====== TASK INPUT

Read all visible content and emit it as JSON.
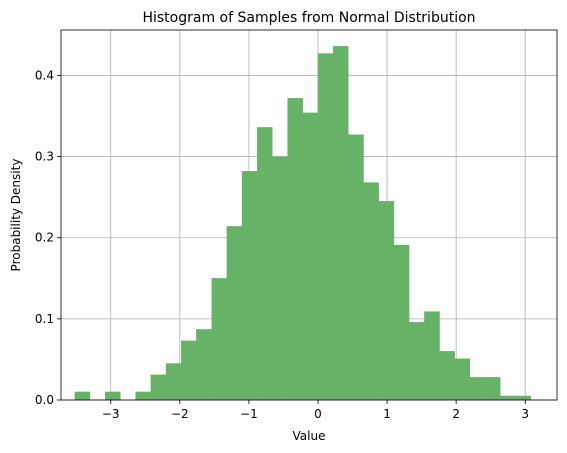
{
  "chart_data": {
    "type": "bar",
    "title": "Histogram of Samples from Normal Distribution",
    "xlabel": "Value",
    "ylabel": "Probability Density",
    "xlim": [
      -3.72,
      3.46
    ],
    "ylim": [
      0,
      0.456
    ],
    "xticks": [
      -3,
      -2,
      -1,
      0,
      1,
      2,
      3
    ],
    "xtick_labels": [
      "−3",
      "−2",
      "−1",
      "0",
      "1",
      "2",
      "3"
    ],
    "yticks": [
      0.0,
      0.1,
      0.2,
      0.3,
      0.4
    ],
    "ytick_labels": [
      "0.0",
      "0.1",
      "0.2",
      "0.3",
      "0.4"
    ],
    "grid": true,
    "bar_color": "#66b266",
    "bins": [
      {
        "x0": -3.52,
        "x1": -3.3,
        "value": 0.01
      },
      {
        "x0": -3.3,
        "x1": -3.08,
        "value": 0.0
      },
      {
        "x0": -3.08,
        "x1": -2.86,
        "value": 0.01
      },
      {
        "x0": -2.86,
        "x1": -2.64,
        "value": 0.0
      },
      {
        "x0": -2.64,
        "x1": -2.42,
        "value": 0.01
      },
      {
        "x0": -2.42,
        "x1": -2.2,
        "value": 0.031
      },
      {
        "x0": -2.2,
        "x1": -1.98,
        "value": 0.045
      },
      {
        "x0": -1.98,
        "x1": -1.76,
        "value": 0.073
      },
      {
        "x0": -1.76,
        "x1": -1.54,
        "value": 0.087
      },
      {
        "x0": -1.54,
        "x1": -1.32,
        "value": 0.15
      },
      {
        "x0": -1.32,
        "x1": -1.1,
        "value": 0.214
      },
      {
        "x0": -1.1,
        "x1": -0.88,
        "value": 0.282
      },
      {
        "x0": -0.88,
        "x1": -0.66,
        "value": 0.336
      },
      {
        "x0": -0.66,
        "x1": -0.44,
        "value": 0.3
      },
      {
        "x0": -0.44,
        "x1": -0.22,
        "value": 0.372
      },
      {
        "x0": -0.22,
        "x1": 0.0,
        "value": 0.354
      },
      {
        "x0": 0.0,
        "x1": 0.22,
        "value": 0.427
      },
      {
        "x0": 0.22,
        "x1": 0.44,
        "value": 0.436
      },
      {
        "x0": 0.44,
        "x1": 0.66,
        "value": 0.327
      },
      {
        "x0": 0.66,
        "x1": 0.88,
        "value": 0.268
      },
      {
        "x0": 0.88,
        "x1": 1.1,
        "value": 0.245
      },
      {
        "x0": 1.1,
        "x1": 1.32,
        "value": 0.191
      },
      {
        "x0": 1.32,
        "x1": 1.54,
        "value": 0.096
      },
      {
        "x0": 1.54,
        "x1": 1.76,
        "value": 0.109
      },
      {
        "x0": 1.76,
        "x1": 1.98,
        "value": 0.06
      },
      {
        "x0": 1.98,
        "x1": 2.2,
        "value": 0.051
      },
      {
        "x0": 2.2,
        "x1": 2.42,
        "value": 0.028
      },
      {
        "x0": 2.42,
        "x1": 2.64,
        "value": 0.028
      },
      {
        "x0": 2.64,
        "x1": 2.86,
        "value": 0.005
      },
      {
        "x0": 2.86,
        "x1": 3.08,
        "value": 0.005
      }
    ]
  }
}
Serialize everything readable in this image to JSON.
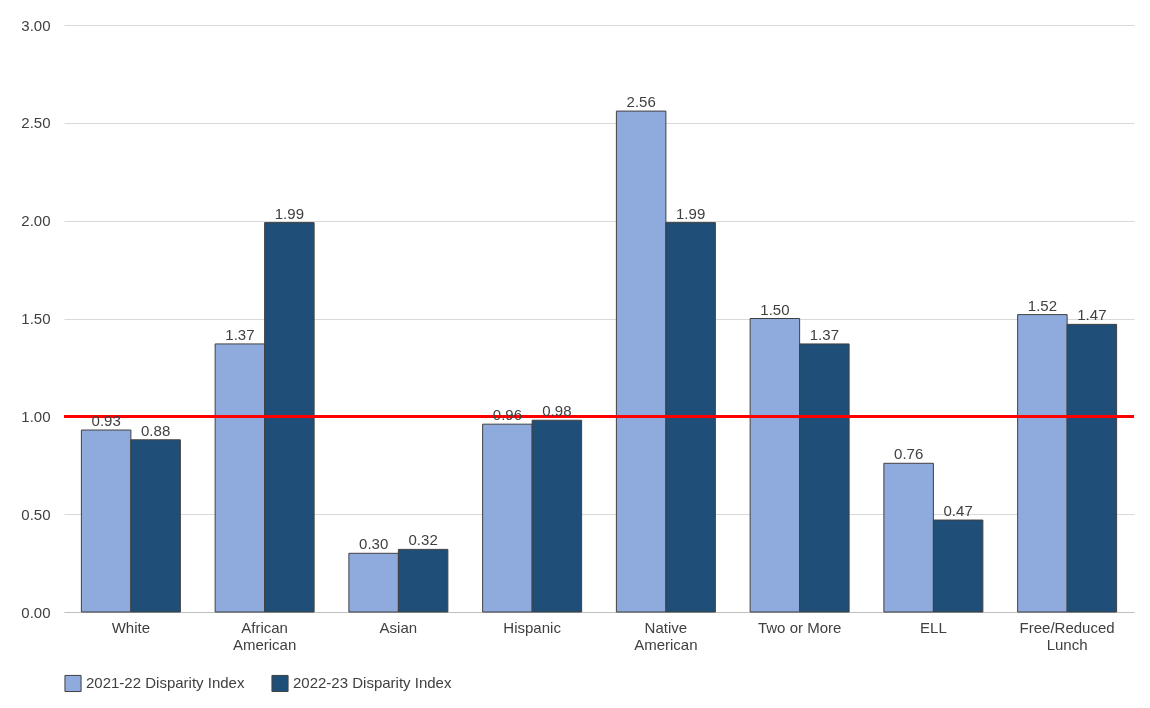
{
  "chart_data": {
    "type": "bar",
    "categories": [
      "White",
      "African American",
      "Asian",
      "Hispanic",
      "Native American",
      "Two or More",
      "ELL",
      "Free/Reduced Lunch"
    ],
    "series": [
      {
        "name": "2021-22 Disparity Index",
        "color": "#8faadc",
        "values": [
          0.93,
          1.37,
          0.3,
          0.96,
          2.56,
          1.5,
          0.76,
          1.52
        ],
        "value_labels": [
          "0.93",
          "1.37",
          "0.30",
          "0.96",
          "2.56",
          "1.50",
          "0.76",
          "1.52"
        ]
      },
      {
        "name": "2022-23 Disparity Index",
        "color": "#1f4e79",
        "values": [
          0.88,
          1.99,
          0.32,
          0.98,
          1.99,
          1.37,
          0.47,
          1.47
        ],
        "value_labels": [
          "0.88",
          "1.99",
          "0.32",
          "0.98",
          "1.99",
          "1.37",
          "0.47",
          "1.47"
        ]
      }
    ],
    "ylim": [
      0,
      3
    ],
    "yticks": [
      {
        "value": 0,
        "label": "0.00"
      },
      {
        "value": 0.5,
        "label": "0.50"
      },
      {
        "value": 1,
        "label": "1.00"
      },
      {
        "value": 1.5,
        "label": "1.50"
      },
      {
        "value": 2,
        "label": "2.00"
      },
      {
        "value": 2.5,
        "label": "2.50"
      },
      {
        "value": 3,
        "label": "3.00"
      }
    ],
    "ref_lines": [
      {
        "axis": "y",
        "value": 1,
        "color": "#ff0000"
      }
    ],
    "grid": "y",
    "legend": "bottom"
  }
}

============

# [EXERCISE DESCRIPTION]
Pick out the lines containing the string "Disparity".

# [SOLUTION BELOW]
        "name": "2021-22 Disparity Index",
        "name": "2022-23 Disparity Index",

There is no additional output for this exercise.